#### [Figure data in JSON]
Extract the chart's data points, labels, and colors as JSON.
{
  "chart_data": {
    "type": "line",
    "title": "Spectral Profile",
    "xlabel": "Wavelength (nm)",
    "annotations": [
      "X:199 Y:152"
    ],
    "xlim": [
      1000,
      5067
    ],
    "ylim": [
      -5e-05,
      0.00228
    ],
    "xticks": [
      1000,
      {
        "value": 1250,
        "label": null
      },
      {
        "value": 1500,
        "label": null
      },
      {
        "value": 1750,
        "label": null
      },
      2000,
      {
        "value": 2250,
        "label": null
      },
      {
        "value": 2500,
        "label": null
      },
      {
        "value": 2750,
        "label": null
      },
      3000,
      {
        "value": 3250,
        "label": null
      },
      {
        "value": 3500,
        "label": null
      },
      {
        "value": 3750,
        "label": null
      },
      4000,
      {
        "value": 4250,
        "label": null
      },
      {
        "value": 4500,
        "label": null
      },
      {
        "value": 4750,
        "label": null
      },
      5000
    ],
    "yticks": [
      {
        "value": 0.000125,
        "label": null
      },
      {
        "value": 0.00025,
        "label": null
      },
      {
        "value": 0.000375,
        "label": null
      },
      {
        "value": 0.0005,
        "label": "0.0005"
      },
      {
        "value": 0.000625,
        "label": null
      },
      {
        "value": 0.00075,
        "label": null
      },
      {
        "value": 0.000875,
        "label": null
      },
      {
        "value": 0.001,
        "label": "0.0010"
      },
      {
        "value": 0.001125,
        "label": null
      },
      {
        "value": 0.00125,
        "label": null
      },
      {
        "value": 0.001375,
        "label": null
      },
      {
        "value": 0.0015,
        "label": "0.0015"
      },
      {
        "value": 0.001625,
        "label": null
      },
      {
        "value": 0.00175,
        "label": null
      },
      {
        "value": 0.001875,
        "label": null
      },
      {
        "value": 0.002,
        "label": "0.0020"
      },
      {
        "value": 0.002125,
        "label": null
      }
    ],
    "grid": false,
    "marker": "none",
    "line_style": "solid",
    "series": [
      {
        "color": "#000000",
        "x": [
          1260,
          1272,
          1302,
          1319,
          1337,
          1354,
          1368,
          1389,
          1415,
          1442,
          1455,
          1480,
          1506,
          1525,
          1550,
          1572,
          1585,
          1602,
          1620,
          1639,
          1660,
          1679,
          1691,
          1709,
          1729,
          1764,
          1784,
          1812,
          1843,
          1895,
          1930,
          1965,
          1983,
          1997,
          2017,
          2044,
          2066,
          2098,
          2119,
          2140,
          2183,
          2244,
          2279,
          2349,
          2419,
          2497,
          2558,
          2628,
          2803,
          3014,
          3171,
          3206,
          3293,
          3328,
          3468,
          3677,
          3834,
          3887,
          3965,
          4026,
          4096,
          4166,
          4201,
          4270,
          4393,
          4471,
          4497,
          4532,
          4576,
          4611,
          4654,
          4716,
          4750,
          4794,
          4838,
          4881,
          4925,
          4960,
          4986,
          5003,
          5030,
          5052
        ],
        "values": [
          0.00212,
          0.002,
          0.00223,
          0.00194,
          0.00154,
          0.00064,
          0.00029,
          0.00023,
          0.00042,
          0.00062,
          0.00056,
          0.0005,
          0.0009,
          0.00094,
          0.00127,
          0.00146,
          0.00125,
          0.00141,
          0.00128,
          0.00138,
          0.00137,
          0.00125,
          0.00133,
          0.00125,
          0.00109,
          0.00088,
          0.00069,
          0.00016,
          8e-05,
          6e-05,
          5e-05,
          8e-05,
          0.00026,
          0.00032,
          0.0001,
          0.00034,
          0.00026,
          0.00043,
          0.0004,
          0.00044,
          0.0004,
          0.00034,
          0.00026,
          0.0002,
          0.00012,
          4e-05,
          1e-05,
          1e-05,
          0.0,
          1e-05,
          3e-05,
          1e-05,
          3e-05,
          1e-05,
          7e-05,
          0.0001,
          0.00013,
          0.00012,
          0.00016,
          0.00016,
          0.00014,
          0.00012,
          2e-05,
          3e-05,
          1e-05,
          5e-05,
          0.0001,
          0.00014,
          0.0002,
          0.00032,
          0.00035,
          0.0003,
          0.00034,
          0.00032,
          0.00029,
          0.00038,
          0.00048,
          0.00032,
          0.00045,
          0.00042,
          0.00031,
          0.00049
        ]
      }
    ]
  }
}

#### [Your task]
Extract the entries above verbatim.

#### [Task result]
Extract the chart's data points, labels, and colors as JSON.
{
  "chart_data": {
    "type": "line",
    "title": "Spectral Profile",
    "xlabel": "Wavelength (nm)",
    "annotations": [
      "X:199 Y:152"
    ],
    "xlim": [
      1000,
      5067
    ],
    "ylim": [
      -5e-05,
      0.00228
    ],
    "xticks": [
      1000,
      {
        "value": 1250,
        "label": null
      },
      {
        "value": 1500,
        "label": null
      },
      {
        "value": 1750,
        "label": null
      },
      2000,
      {
        "value": 2250,
        "label": null
      },
      {
        "value": 2500,
        "label": null
      },
      {
        "value": 2750,
        "label": null
      },
      3000,
      {
        "value": 3250,
        "label": null
      },
      {
        "value": 3500,
        "label": null
      },
      {
        "value": 3750,
        "label": null
      },
      4000,
      {
        "value": 4250,
        "label": null
      },
      {
        "value": 4500,
        "label": null
      },
      {
        "value": 4750,
        "label": null
      },
      5000
    ],
    "yticks": [
      {
        "value": 0.000125,
        "label": null
      },
      {
        "value": 0.00025,
        "label": null
      },
      {
        "value": 0.000375,
        "label": null
      },
      {
        "value": 0.0005,
        "label": "0.0005"
      },
      {
        "value": 0.000625,
        "label": null
      },
      {
        "value": 0.00075,
        "label": null
      },
      {
        "value": 0.000875,
        "label": null
      },
      {
        "value": 0.001,
        "label": "0.0010"
      },
      {
        "value": 0.001125,
        "label": null
      },
      {
        "value": 0.00125,
        "label": null
      },
      {
        "value": 0.001375,
        "label": null
      },
      {
        "value": 0.0015,
        "label": "0.0015"
      },
      {
        "value": 0.001625,
        "label": null
      },
      {
        "value": 0.00175,
        "label": null
      },
      {
        "value": 0.001875,
        "label": null
      },
      {
        "value": 0.002,
        "label": "0.0020"
      },
      {
        "value": 0.002125,
        "label": null
      }
    ],
    "grid": false,
    "marker": "none",
    "line_style": "solid",
    "series": [
      {
        "color": "#000000",
        "x": [
          1260,
          1272,
          1302,
          1319,
          1337,
          1354,
          1368,
          1389,
          1415,
          1442,
          1455,
          1480,
          1506,
          1525,
          1550,
          1572,
          1585,
          1602,
          1620,
          1639,
          1660,
          1679,
          1691,
          1709,
          1729,
          1764,
          1784,
          1812,
          1843,
          1895,
          1930,
          1965,
          1983,
          1997,
          2017,
          2044,
          2066,
          2098,
          2119,
          2140,
          2183,
          2244,
          2279,
          2349,
          2419,
          2497,
          2558,
          2628,
          2803,
          3014,
          3171,
          3206,
          3293,
          3328,
          3468,
          3677,
          3834,
          3887,
          3965,
          4026,
          4096,
          4166,
          4201,
          4270,
          4393,
          4471,
          4497,
          4532,
          4576,
          4611,
          4654,
          4716,
          4750,
          4794,
          4838,
          4881,
          4925,
          4960,
          4986,
          5003,
          5030,
          5052
        ],
        "values": [
          0.00212,
          0.002,
          0.00223,
          0.00194,
          0.00154,
          0.00064,
          0.00029,
          0.00023,
          0.00042,
          0.00062,
          0.00056,
          0.0005,
          0.0009,
          0.00094,
          0.00127,
          0.00146,
          0.00125,
          0.00141,
          0.00128,
          0.00138,
          0.00137,
          0.00125,
          0.00133,
          0.00125,
          0.00109,
          0.00088,
          0.00069,
          0.00016,
          8e-05,
          6e-05,
          5e-05,
          8e-05,
          0.00026,
          0.00032,
          0.0001,
          0.00034,
          0.00026,
          0.00043,
          0.0004,
          0.00044,
          0.0004,
          0.00034,
          0.00026,
          0.0002,
          0.00012,
          4e-05,
          1e-05,
          1e-05,
          0.0,
          1e-05,
          3e-05,
          1e-05,
          3e-05,
          1e-05,
          7e-05,
          0.0001,
          0.00013,
          0.00012,
          0.00016,
          0.00016,
          0.00014,
          0.00012,
          2e-05,
          3e-05,
          1e-05,
          5e-05,
          0.0001,
          0.00014,
          0.0002,
          0.00032,
          0.00035,
          0.0003,
          0.00034,
          0.00032,
          0.00029,
          0.00038,
          0.00048,
          0.00032,
          0.00045,
          0.00042,
          0.00031,
          0.00049
        ]
      }
    ]
  }
}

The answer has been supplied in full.